# AIM OF THE TASK
Please print all of the material below, word for word.

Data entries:
····················
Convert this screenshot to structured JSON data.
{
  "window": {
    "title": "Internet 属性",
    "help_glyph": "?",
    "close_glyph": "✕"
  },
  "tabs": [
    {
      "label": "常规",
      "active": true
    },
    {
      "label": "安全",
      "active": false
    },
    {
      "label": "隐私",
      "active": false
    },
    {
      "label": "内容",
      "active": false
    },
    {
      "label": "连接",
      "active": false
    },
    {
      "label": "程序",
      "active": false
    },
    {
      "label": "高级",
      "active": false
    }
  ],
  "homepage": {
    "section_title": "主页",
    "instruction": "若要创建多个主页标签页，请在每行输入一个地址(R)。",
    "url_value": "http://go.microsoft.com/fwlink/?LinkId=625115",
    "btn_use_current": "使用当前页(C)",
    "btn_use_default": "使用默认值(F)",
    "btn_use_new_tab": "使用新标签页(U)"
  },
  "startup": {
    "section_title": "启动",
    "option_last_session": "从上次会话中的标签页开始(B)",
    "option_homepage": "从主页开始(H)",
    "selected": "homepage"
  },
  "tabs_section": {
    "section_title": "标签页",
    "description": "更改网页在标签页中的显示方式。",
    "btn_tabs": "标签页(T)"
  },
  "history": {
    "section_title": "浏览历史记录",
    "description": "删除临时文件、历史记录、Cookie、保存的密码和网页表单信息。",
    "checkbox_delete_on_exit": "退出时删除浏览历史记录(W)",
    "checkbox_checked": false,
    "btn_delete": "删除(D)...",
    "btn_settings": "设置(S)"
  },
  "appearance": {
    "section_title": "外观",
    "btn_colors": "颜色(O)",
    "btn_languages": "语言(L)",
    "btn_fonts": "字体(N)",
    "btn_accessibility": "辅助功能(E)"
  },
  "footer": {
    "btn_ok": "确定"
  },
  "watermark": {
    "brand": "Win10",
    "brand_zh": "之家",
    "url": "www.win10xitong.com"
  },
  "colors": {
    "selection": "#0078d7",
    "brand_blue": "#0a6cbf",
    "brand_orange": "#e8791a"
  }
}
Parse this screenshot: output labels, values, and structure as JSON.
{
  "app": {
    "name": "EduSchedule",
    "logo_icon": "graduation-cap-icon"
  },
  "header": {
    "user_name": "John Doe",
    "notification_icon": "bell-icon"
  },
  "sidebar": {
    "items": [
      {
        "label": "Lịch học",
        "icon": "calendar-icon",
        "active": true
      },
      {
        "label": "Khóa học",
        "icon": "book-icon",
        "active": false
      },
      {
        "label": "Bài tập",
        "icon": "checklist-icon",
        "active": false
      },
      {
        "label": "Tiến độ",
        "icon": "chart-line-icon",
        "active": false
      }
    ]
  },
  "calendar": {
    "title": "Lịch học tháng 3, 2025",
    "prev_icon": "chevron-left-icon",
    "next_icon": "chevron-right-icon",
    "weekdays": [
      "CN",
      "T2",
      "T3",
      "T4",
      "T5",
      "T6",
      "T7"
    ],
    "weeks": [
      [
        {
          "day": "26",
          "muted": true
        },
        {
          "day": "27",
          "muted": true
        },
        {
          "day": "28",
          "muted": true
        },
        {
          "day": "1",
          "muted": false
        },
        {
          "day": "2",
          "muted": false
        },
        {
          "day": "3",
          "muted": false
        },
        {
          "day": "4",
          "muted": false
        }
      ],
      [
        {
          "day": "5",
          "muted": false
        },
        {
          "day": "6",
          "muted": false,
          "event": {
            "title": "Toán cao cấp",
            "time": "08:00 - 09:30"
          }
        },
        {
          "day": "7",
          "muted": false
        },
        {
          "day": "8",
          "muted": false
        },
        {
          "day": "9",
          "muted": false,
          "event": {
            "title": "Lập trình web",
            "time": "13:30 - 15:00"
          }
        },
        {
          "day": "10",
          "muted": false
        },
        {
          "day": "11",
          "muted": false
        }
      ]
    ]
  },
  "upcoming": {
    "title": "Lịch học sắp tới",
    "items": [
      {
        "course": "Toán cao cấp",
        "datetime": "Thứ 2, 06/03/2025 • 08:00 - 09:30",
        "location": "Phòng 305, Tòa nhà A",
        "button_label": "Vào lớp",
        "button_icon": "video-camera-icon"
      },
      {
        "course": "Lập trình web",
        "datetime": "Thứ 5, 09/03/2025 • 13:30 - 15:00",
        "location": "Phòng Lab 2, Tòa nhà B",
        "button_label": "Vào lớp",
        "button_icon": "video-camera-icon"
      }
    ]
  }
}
····················
# TASK SOLUTION
Convert this screenshot to structured JSON data.
{
  "window": {
    "title": "Internet 属性",
    "help_glyph": "?",
    "close_glyph": "✕"
  },
  "tabs": [
    {
      "label": "常规",
      "active": true
    },
    {
      "label": "安全",
      "active": false
    },
    {
      "label": "隐私",
      "active": false
    },
    {
      "label": "内容",
      "active": false
    },
    {
      "label": "连接",
      "active": false
    },
    {
      "label": "程序",
      "active": false
    },
    {
      "label": "高级",
      "active": false
    }
  ],
  "homepage": {
    "section_title": "主页",
    "instruction": "若要创建多个主页标签页，请在每行输入一个地址(R)。",
    "url_value": "http://go.microsoft.com/fwlink/?LinkId=625115",
    "btn_use_current": "使用当前页(C)",
    "btn_use_default": "使用默认值(F)",
    "btn_use_new_tab": "使用新标签页(U)"
  },
  "startup": {
    "section_title": "启动",
    "option_last_session": "从上次会话中的标签页开始(B)",
    "option_homepage": "从主页开始(H)",
    "selected": "homepage"
  },
  "tabs_section": {
    "section_title": "标签页",
    "description": "更改网页在标签页中的显示方式。",
    "btn_tabs": "标签页(T)"
  },
  "history": {
    "section_title": "浏览历史记录",
    "description": "删除临时文件、历史记录、Cookie、保存的密码和网页表单信息。",
    "checkbox_delete_on_exit": "退出时删除浏览历史记录(W)",
    "checkbox_checked": false,
    "btn_delete": "删除(D)...",
    "btn_settings": "设置(S)"
  },
  "appearance": {
    "section_title": "外观",
    "btn_colors": "颜色(O)",
    "btn_languages": "语言(L)",
    "btn_fonts": "字体(N)",
    "btn_accessibility": "辅助功能(E)"
  },
  "footer": {
    "btn_ok": "确定"
  },
  "watermark": {
    "brand": "Win10",
    "brand_zh": "之家",
    "url": "www.win10xitong.com"
  },
  "colors": {
    "selection": "#0078d7",
    "brand_blue": "#0a6cbf",
    "brand_orange": "#e8791a"
  }
}
Parse this screenshot: output labels, values, and structure as JSON.
{
  "app": {
    "name": "EduSchedule",
    "logo_icon": "graduation-cap-icon"
  },
  "header": {
    "user_name": "John Doe",
    "notification_icon": "bell-icon"
  },
  "sidebar": {
    "items": [
      {
        "label": "Lịch học",
        "icon": "calendar-icon",
        "active": true
      },
      {
        "label": "Khóa học",
        "icon": "book-icon",
        "active": false
      },
      {
        "label": "Bài tập",
        "icon": "checklist-icon",
        "active": false
      },
      {
        "label": "Tiến độ",
        "icon": "chart-line-icon",
        "active": false
      }
    ]
  },
  "calendar": {
    "title": "Lịch học tháng 3, 2025",
    "prev_icon": "chevron-left-icon",
    "next_icon": "chevron-right-icon",
    "weekdays": [
      "CN",
      "T2",
      "T3",
      "T4",
      "T5",
      "T6",
      "T7"
    ],
    "weeks": [
      [
        {
          "day": "26",
          "muted": true
        },
        {
          "day": "27",
          "muted": true
        },
        {
          "day": "28",
          "muted": true
        },
        {
          "day": "1",
          "muted": false
        },
        {
          "day": "2",
          "muted": false
        },
        {
          "day": "3",
          "muted": false
        },
        {
          "day": "4",
          "muted": false
        }
      ],
      [
        {
          "day": "5",
          "muted": false
        },
        {
          "day": "6",
          "muted": false,
          "event": {
            "title": "Toán cao cấp",
            "time": "08:00 - 09:30"
          }
        },
        {
          "day": "7",
          "muted": false
        },
        {
          "day": "8",
          "muted": false
        },
        {
          "day": "9",
          "muted": false,
          "event": {
            "title": "Lập trình web",
            "time": "13:30 - 15:00"
          }
        },
        {
          "day": "10",
          "muted": false
        },
        {
          "day": "11",
          "muted": false
        }
      ]
    ]
  },
  "upcoming": {
    "title": "Lịch học sắp tới",
    "items": [
      {
        "course": "Toán cao cấp",
        "datetime": "Thứ 2, 06/03/2025 • 08:00 - 09:30",
        "location": "Phòng 305, Tòa nhà A",
        "button_label": "Vào lớp",
        "button_icon": "video-camera-icon"
      },
      {
        "course": "Lập trình web",
        "datetime": "Thứ 5, 09/03/2025 • 13:30 - 15:00",
        "location": "Phòng Lab 2, Tòa nhà B",
        "button_label": "Vào lớp",
        "button_icon": "video-camera-icon"
      }
    ]
  }
}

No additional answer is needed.